# Start of Dataset excerpts
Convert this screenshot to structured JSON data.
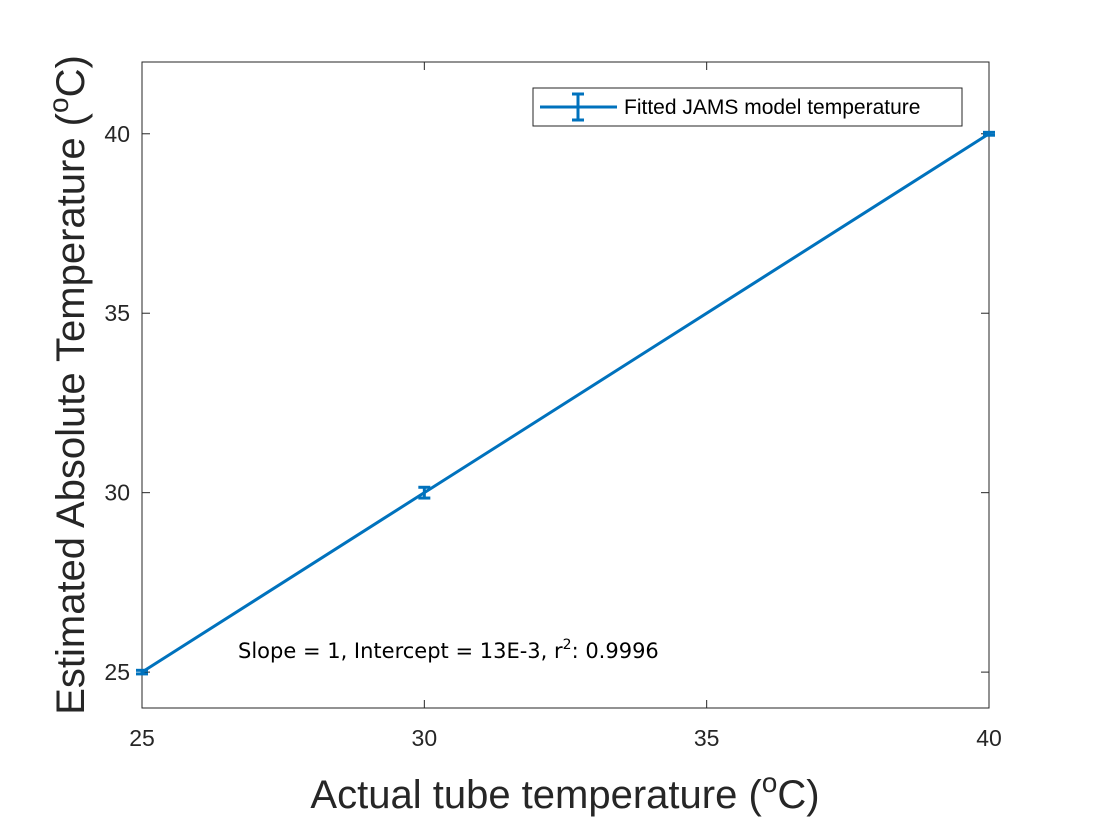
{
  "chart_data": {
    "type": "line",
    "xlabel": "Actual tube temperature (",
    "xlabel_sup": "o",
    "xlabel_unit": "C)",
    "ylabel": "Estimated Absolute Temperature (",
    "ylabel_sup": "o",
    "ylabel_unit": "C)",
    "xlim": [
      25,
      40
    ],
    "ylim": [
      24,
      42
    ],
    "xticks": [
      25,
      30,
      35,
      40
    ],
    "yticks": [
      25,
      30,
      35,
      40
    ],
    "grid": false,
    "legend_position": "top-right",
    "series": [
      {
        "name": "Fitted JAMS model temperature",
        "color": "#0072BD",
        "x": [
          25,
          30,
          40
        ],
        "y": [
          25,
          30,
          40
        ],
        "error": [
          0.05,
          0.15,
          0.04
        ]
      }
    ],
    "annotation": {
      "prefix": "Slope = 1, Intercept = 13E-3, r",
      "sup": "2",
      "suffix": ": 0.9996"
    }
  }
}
# End of Dataset excerpts
# Start of Dataset excerpts
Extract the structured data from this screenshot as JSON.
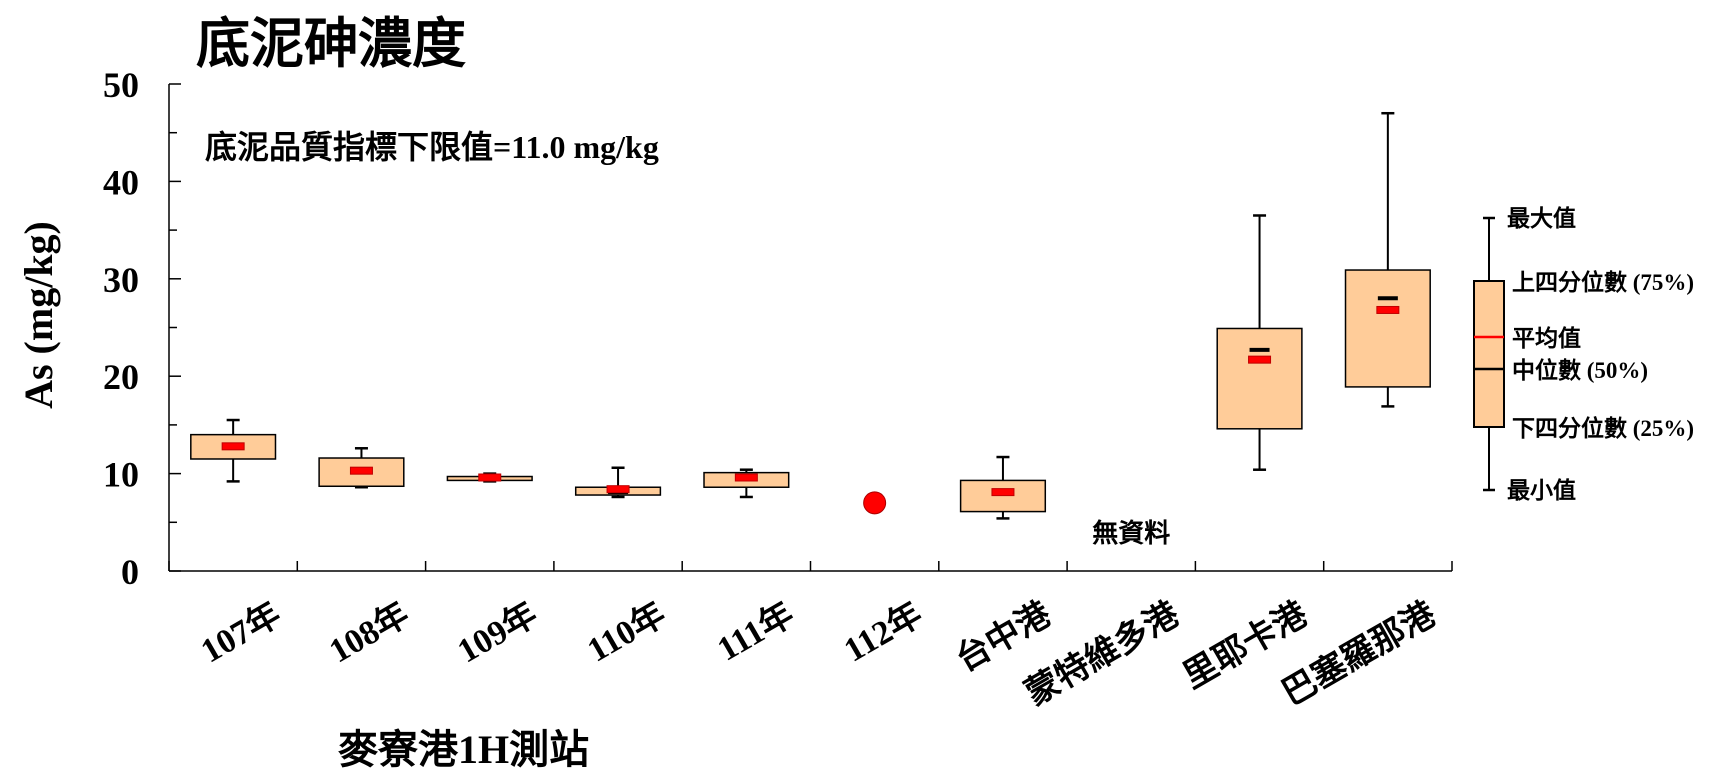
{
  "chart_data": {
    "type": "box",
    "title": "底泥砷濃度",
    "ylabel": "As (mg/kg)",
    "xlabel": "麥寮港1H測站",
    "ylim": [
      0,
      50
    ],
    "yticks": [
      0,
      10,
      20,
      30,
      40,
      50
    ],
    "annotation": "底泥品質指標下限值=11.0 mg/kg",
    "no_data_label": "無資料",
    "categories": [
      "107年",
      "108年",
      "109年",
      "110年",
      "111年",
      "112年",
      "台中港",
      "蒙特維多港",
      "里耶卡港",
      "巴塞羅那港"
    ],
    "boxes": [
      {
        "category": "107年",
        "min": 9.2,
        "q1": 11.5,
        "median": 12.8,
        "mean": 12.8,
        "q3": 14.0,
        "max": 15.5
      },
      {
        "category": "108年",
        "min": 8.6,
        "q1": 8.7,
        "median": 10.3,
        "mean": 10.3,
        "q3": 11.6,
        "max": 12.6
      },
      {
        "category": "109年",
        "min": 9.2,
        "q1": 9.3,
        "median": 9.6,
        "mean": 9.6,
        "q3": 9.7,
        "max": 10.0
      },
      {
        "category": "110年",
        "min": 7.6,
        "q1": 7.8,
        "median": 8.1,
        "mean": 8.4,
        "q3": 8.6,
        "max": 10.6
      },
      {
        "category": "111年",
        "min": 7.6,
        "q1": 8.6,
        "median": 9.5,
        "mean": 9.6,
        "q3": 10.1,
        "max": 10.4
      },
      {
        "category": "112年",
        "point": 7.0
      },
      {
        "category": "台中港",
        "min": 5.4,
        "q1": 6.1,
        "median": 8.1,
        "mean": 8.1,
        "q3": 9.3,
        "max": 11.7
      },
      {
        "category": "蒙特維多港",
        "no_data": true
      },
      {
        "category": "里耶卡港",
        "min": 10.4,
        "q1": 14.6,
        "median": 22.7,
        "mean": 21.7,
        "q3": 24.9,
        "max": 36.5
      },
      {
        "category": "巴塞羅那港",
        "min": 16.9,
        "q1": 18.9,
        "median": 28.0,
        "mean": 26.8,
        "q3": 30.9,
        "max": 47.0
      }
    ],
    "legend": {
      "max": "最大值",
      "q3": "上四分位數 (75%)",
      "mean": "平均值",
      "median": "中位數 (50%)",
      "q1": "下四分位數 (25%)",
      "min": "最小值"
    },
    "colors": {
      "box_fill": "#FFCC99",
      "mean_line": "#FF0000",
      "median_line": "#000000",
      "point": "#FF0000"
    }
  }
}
# End of Dataset excerpts
* Brief
From the listing above, collect every line that mentions the word "category".

* Answer to this task
        "category": "107年",
        "category": "108年",
        "category": "109年",
        "category": "110年",
        "category": "111年",
        "category": "112年",
        "category": "台中港",
        "category": "蒙特維多港",
        "category": "里耶卡港",
        "category": "巴塞羅那港",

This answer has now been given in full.